Data to process:
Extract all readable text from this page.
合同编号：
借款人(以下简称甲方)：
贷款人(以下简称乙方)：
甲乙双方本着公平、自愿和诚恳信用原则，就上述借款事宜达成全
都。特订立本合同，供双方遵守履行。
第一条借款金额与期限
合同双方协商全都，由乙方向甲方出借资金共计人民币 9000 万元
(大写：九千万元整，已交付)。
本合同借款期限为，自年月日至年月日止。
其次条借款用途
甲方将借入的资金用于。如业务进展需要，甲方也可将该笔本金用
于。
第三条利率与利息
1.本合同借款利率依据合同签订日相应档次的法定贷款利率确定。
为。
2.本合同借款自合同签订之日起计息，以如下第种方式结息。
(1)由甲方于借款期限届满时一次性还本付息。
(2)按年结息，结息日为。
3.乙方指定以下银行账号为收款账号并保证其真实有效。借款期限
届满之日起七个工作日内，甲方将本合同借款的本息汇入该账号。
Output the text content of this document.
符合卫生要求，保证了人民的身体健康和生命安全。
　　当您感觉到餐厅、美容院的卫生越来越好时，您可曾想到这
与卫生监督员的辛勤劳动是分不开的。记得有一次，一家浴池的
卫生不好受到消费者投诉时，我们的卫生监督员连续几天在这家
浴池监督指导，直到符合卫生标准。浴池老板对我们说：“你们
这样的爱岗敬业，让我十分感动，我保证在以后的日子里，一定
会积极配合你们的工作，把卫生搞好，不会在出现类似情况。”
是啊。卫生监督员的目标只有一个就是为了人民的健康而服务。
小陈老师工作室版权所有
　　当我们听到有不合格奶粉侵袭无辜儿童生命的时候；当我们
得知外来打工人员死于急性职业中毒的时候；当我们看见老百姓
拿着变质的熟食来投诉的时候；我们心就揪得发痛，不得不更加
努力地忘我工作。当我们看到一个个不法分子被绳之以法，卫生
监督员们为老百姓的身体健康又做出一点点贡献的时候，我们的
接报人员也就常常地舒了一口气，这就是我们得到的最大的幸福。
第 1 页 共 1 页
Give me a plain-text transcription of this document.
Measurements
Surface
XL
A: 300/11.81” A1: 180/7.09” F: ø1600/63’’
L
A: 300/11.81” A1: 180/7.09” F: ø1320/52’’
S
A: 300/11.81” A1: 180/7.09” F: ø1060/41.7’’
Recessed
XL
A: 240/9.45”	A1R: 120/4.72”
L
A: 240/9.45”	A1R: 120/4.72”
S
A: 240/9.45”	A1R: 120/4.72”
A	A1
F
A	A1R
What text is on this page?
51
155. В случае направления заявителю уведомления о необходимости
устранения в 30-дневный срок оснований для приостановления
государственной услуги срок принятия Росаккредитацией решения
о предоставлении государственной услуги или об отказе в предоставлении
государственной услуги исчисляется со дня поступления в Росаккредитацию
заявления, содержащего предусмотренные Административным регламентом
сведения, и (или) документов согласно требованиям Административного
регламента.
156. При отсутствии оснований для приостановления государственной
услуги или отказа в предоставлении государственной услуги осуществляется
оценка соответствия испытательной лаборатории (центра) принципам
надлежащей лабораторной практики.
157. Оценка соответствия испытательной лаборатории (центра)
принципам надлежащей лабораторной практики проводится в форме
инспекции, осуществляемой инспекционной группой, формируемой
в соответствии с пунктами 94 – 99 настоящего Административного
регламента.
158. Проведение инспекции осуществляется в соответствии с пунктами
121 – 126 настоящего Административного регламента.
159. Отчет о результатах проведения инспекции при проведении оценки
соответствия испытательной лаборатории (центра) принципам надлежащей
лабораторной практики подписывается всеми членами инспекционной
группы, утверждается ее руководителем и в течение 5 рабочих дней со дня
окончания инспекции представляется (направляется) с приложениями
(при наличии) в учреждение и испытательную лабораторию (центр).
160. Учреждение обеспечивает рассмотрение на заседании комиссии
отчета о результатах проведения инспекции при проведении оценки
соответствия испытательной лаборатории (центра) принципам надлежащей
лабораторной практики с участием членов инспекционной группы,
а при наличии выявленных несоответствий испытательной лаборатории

Exercise aim: Each record above should be restated word for word.

Exercise response:
Extract all readable text from this page.
合同编号：
借款人(以下简称甲方)：
贷款人(以下简称乙方)：
甲乙双方本着公平、自愿和诚恳信用原则，就上述借款事宜达成全
都。特订立本合同，供双方遵守履行。
第一条借款金额与期限
合同双方协商全都，由乙方向甲方出借资金共计人民币 9000 万元
(大写：九千万元整，已交付)。
本合同借款期限为，自年月日至年月日止。
其次条借款用途
甲方将借入的资金用于。如业务进展需要，甲方也可将该笔本金用
于。
第三条利率与利息
1.本合同借款利率依据合同签订日相应档次的法定贷款利率确定。
为。
2.本合同借款自合同签订之日起计息，以如下第种方式结息。
(1)由甲方于借款期限届满时一次性还本付息。
(2)按年结息，结息日为。
3.乙方指定以下银行账号为收款账号并保证其真实有效。借款期限
届满之日起七个工作日内，甲方将本合同借款的本息汇入该账号。
Output the text content of this document.
符合卫生要求，保证了人民的身体健康和生命安全。
　　当您感觉到餐厅、美容院的卫生越来越好时，您可曾想到这
与卫生监督员的辛勤劳动是分不开的。记得有一次，一家浴池的
卫生不好受到消费者投诉时，我们的卫生监督员连续几天在这家
浴池监督指导，直到符合卫生标准。浴池老板对我们说：“你们
这样的爱岗敬业，让我十分感动，我保证在以后的日子里，一定
会积极配合你们的工作，把卫生搞好，不会在出现类似情况。”
是啊。卫生监督员的目标只有一个就是为了人民的健康而服务。
小陈老师工作室版权所有
　　当我们听到有不合格奶粉侵袭无辜儿童生命的时候；当我们
得知外来打工人员死于急性职业中毒的时候；当我们看见老百姓
拿着变质的熟食来投诉的时候；我们心就揪得发痛，不得不更加
努力地忘我工作。当我们看到一个个不法分子被绳之以法，卫生
监督员们为老百姓的身体健康又做出一点点贡献的时候，我们的
接报人员也就常常地舒了一口气，这就是我们得到的最大的幸福。
第 1 页 共 1 页
Give me a plain-text transcription of this document.
Measurements
Surface
XL
A: 300/11.81” A1: 180/7.09” F: ø1600/63’’
L
A: 300/11.81” A1: 180/7.09” F: ø1320/52’’
S
A: 300/11.81” A1: 180/7.09” F: ø1060/41.7’’
Recessed
XL
A: 240/9.45”	A1R: 120/4.72”
L
A: 240/9.45”	A1R: 120/4.72”
S
A: 240/9.45”	A1R: 120/4.72”
A	A1
F
A	A1R
What text is on this page?
51
155. В случае направления заявителю уведомления о необходимости
устранения в 30-дневный срок оснований для приостановления
государственной услуги срок принятия Росаккредитацией решения
о предоставлении государственной услуги или об отказе в предоставлении
государственной услуги исчисляется со дня поступления в Росаккредитацию
заявления, содержащего предусмотренные Административным регламентом
сведения, и (или) документов согласно требованиям Административного
регламента.
156. При отсутствии оснований для приостановления государственной
услуги или отказа в предоставлении государственной услуги осуществляется
оценка соответствия испытательной лаборатории (центра) принципам
надлежащей лабораторной практики.
157. Оценка соответствия испытательной лаборатории (центра)
принципам надлежащей лабораторной практики проводится в форме
инспекции, осуществляемой инспекционной группой, формируемой
в соответствии с пунктами 94 – 99 настоящего Административного
регламента.
158. Проведение инспекции осуществляется в соответствии с пунктами
121 – 126 настоящего Административного регламента.
159. Отчет о результатах проведения инспекции при проведении оценки
соответствия испытательной лаборатории (центра) принципам надлежащей
лабораторной практики подписывается всеми членами инспекционной
группы, утверждается ее руководителем и в течение 5 рабочих дней со дня
окончания инспекции представляется (направляется) с приложениями
(при наличии) в учреждение и испытательную лабораторию (центр).
160. Учреждение обеспечивает рассмотрение на заседании комиссии
отчета о результатах проведения инспекции при проведении оценки
соответствия испытательной лаборатории (центра) принципам надлежащей
лабораторной практики с участием членов инспекционной группы,
а при наличии выявленных несоответствий испытательной лаборатории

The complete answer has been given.